> [Stated goal] Wherever a line holds the string "Developers", copy that line.

> [Task data]
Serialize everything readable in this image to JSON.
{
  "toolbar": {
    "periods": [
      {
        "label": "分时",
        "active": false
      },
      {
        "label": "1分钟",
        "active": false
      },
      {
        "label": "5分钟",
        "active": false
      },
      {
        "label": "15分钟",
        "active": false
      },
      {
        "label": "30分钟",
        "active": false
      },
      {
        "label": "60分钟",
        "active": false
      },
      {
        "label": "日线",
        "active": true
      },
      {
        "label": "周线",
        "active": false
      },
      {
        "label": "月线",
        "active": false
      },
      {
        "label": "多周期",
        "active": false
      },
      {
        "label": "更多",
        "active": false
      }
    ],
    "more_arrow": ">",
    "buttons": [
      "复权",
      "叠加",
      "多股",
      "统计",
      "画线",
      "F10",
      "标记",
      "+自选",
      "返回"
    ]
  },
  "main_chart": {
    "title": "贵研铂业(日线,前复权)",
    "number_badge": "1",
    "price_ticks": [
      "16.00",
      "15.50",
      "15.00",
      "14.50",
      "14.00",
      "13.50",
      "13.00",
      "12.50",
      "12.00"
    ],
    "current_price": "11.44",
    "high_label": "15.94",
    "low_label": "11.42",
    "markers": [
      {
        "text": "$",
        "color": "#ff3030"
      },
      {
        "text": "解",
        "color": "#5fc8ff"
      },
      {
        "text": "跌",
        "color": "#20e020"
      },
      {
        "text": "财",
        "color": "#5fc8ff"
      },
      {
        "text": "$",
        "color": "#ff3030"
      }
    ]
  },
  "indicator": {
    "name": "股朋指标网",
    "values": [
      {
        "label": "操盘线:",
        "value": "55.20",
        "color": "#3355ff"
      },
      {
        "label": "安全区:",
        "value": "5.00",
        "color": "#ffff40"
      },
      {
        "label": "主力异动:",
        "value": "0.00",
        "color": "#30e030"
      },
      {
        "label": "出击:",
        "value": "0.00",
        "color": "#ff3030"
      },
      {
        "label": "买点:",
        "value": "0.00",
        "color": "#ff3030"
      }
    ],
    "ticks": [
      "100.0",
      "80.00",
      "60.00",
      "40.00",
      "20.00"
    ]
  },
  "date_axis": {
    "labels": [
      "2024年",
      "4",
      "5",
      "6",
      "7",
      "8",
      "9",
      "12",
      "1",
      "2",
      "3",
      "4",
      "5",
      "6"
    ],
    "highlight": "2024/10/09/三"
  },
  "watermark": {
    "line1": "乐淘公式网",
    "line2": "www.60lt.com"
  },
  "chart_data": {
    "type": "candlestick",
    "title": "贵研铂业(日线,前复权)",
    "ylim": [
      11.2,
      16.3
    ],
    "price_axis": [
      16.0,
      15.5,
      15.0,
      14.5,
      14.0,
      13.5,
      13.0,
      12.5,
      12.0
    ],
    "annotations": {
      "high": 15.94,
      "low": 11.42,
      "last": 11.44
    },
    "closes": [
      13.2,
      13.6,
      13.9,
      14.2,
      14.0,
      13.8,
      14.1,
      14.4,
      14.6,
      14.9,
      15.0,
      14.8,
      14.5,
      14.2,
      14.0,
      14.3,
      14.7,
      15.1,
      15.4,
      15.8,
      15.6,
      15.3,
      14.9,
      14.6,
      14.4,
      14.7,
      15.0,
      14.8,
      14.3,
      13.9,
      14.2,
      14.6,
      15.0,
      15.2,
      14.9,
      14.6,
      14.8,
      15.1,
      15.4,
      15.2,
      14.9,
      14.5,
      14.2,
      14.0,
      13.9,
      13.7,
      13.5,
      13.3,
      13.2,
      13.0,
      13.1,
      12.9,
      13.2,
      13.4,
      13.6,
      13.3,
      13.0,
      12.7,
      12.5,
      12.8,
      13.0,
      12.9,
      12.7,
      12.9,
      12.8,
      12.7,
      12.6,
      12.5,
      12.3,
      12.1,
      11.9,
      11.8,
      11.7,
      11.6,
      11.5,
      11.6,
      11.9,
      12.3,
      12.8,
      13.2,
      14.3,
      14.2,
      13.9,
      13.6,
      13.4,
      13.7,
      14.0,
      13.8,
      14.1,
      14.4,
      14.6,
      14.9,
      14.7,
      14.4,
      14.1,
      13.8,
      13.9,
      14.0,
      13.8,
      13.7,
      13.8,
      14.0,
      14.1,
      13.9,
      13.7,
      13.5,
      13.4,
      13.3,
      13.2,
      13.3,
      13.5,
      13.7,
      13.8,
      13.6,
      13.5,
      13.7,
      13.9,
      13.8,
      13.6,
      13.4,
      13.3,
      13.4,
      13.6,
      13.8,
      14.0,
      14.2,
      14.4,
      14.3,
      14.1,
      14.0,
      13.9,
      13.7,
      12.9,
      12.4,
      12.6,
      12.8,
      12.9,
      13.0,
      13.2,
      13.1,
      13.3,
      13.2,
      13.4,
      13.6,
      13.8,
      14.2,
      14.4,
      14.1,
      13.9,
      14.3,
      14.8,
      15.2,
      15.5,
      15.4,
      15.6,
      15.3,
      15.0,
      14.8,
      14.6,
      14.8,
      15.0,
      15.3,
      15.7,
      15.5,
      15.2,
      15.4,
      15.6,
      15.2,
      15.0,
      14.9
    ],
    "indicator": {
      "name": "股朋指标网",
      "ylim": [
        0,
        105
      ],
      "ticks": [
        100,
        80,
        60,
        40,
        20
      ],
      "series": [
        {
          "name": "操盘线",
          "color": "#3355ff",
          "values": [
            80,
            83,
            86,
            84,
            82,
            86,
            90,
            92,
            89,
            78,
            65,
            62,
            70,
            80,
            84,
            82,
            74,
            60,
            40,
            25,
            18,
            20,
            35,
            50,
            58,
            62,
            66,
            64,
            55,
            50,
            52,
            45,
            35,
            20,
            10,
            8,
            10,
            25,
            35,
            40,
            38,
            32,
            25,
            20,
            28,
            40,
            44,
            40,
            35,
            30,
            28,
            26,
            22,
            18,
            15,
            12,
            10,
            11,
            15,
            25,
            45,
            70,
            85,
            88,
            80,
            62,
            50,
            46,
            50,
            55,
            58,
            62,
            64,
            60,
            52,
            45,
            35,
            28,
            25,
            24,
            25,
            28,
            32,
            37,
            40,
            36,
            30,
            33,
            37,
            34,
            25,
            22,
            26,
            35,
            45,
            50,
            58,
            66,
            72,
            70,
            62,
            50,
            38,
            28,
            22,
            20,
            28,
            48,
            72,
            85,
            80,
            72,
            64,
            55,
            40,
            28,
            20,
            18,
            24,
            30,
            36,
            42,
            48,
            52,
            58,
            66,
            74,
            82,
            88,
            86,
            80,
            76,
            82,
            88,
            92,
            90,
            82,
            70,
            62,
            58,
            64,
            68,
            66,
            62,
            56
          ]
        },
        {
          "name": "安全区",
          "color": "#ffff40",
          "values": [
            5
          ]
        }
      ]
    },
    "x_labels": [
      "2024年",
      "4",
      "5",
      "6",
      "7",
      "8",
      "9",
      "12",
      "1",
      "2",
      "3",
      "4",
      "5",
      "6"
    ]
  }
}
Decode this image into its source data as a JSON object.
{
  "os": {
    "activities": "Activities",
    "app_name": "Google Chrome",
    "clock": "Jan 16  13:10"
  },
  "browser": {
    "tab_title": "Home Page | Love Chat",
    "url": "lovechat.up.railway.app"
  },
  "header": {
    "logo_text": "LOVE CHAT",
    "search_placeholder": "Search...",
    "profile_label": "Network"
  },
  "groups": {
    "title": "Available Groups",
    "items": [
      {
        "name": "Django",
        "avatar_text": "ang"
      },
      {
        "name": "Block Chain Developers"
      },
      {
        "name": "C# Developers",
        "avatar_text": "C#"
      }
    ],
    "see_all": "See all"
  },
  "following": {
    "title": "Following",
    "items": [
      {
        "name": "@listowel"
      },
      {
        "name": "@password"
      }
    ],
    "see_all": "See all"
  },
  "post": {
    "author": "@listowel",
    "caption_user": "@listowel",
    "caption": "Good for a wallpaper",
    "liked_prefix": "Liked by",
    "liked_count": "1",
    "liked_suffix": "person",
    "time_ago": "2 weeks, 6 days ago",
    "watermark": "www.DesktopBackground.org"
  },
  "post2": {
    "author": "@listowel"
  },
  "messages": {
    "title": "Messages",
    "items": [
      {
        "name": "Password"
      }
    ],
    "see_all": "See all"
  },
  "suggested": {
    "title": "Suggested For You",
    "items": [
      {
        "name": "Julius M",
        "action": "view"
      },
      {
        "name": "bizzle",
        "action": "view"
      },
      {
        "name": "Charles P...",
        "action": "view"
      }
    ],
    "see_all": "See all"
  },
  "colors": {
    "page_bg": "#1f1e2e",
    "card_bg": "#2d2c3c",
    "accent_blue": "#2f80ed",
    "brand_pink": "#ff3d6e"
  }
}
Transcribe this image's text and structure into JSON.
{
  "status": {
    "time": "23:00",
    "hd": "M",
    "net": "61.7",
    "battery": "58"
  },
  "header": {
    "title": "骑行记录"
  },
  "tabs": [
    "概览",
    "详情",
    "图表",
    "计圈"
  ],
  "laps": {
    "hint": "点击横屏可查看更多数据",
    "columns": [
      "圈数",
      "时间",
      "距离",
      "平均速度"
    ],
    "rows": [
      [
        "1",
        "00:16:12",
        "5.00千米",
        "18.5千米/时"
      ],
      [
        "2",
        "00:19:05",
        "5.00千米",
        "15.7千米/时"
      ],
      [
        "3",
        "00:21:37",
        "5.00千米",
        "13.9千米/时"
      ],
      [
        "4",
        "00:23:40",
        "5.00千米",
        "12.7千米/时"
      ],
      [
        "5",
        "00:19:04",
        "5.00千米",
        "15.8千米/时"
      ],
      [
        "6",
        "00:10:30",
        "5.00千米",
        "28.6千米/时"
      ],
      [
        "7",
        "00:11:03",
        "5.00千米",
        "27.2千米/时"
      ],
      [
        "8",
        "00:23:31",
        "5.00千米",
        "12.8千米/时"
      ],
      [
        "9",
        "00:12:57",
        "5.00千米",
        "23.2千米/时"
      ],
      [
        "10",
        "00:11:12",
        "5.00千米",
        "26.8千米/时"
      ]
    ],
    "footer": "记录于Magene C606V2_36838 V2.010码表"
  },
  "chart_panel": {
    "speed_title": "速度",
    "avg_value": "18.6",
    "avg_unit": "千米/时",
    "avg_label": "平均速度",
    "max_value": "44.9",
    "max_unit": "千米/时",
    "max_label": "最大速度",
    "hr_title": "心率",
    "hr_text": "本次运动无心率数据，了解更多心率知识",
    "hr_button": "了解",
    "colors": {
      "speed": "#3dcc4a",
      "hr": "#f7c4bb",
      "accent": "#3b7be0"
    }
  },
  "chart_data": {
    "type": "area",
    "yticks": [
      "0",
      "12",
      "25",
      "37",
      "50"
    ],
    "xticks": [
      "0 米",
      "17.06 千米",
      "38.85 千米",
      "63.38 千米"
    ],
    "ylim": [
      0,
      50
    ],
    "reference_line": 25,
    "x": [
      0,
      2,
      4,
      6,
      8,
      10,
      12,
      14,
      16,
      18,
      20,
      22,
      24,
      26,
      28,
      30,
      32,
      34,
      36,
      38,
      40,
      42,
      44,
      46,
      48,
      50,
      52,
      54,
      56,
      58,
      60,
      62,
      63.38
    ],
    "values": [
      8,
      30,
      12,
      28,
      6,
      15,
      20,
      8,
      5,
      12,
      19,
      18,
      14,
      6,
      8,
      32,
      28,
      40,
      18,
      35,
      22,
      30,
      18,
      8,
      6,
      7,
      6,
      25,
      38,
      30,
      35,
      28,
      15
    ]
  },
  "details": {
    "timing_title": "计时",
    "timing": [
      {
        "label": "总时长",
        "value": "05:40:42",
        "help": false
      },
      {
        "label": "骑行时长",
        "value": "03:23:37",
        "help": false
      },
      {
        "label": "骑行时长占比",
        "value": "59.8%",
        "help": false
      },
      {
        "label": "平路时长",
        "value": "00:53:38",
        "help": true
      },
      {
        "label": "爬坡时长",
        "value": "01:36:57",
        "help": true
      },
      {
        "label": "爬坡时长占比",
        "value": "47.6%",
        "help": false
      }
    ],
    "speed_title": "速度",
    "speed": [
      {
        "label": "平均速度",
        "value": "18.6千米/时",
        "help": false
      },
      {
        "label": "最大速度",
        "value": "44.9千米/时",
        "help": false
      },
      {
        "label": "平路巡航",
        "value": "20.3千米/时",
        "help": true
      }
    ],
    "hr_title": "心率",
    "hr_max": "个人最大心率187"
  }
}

> [Correct output]
        "name": "Block Chain Developers"
        "name": "C# Developers",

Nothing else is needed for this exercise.